What this task involves: Please write out the material below exactly as given.
— START Exercise data —
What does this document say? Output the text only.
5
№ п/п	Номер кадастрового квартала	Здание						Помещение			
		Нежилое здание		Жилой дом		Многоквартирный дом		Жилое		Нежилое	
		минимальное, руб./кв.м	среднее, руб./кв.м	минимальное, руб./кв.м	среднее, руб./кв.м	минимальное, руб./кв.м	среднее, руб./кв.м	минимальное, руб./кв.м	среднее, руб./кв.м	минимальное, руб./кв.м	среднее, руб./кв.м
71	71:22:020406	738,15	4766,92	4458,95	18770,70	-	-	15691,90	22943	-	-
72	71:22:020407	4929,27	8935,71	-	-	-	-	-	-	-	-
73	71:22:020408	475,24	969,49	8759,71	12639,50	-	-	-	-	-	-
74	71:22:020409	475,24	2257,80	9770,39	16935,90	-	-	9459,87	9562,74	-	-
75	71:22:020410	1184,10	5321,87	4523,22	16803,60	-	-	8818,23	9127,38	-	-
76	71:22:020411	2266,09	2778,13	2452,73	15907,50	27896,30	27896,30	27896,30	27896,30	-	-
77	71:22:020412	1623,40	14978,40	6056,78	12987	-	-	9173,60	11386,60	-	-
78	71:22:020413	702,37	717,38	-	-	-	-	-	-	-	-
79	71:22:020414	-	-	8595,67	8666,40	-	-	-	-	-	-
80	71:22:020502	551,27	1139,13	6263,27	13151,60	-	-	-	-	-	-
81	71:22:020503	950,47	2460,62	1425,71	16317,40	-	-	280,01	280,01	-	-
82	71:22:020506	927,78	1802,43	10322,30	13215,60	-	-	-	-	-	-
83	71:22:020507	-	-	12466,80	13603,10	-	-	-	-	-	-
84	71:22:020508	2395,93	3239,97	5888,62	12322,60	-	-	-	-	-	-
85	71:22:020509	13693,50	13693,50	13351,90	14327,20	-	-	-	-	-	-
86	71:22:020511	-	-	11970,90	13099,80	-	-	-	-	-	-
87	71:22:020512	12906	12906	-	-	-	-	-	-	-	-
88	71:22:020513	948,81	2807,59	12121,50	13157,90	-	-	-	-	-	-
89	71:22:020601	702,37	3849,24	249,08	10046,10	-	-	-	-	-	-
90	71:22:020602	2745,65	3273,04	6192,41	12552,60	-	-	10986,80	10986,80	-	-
— END Exercise data —
Response to this task:
What does this document say? Output the text only.
5
№ п/п	Номер кадастрового квартала	Здание						Помещение			
		Нежилое здание		Жилой дом		Многоквартирный дом		Жилое		Нежилое	
		минимальное, руб./кв.м	среднее, руб./кв.м	минимальное, руб./кв.м	среднее, руб./кв.м	минимальное, руб./кв.м	среднее, руб./кв.м	минимальное, руб./кв.м	среднее, руб./кв.м	минимальное, руб./кв.м	среднее, руб./кв.м
71	71:22:020406	738,15	4766,92	4458,95	18770,70	-	-	15691,90	22943	-	-
72	71:22:020407	4929,27	8935,71	-	-	-	-	-	-	-	-
73	71:22:020408	475,24	969,49	8759,71	12639,50	-	-	-	-	-	-
74	71:22:020409	475,24	2257,80	9770,39	16935,90	-	-	9459,87	9562,74	-	-
75	71:22:020410	1184,10	5321,87	4523,22	16803,60	-	-	8818,23	9127,38	-	-
76	71:22:020411	2266,09	2778,13	2452,73	15907,50	27896,30	27896,30	27896,30	27896,30	-	-
77	71:22:020412	1623,40	14978,40	6056,78	12987	-	-	9173,60	11386,60	-	-
78	71:22:020413	702,37	717,38	-	-	-	-	-	-	-	-
79	71:22:020414	-	-	8595,67	8666,40	-	-	-	-	-	-
80	71:22:020502	551,27	1139,13	6263,27	13151,60	-	-	-	-	-	-
81	71:22:020503	950,47	2460,62	1425,71	16317,40	-	-	280,01	280,01	-	-
82	71:22:020506	927,78	1802,43	10322,30	13215,60	-	-	-	-	-	-
83	71:22:020507	-	-	12466,80	13603,10	-	-	-	-	-	-
84	71:22:020508	2395,93	3239,97	5888,62	12322,60	-	-	-	-	-	-
85	71:22:020509	13693,50	13693,50	13351,90	14327,20	-	-	-	-	-	-
86	71:22:020511	-	-	11970,90	13099,80	-	-	-	-	-	-
87	71:22:020512	12906	12906	-	-	-	-	-	-	-	-
88	71:22:020513	948,81	2807,59	12121,50	13157,90	-	-	-	-	-	-
89	71:22:020601	702,37	3849,24	249,08	10046,10	-	-	-	-	-	-
90	71:22:020602	2745,65	3273,04	6192,41	12552,60	-	-	10986,80	10986,80	-	-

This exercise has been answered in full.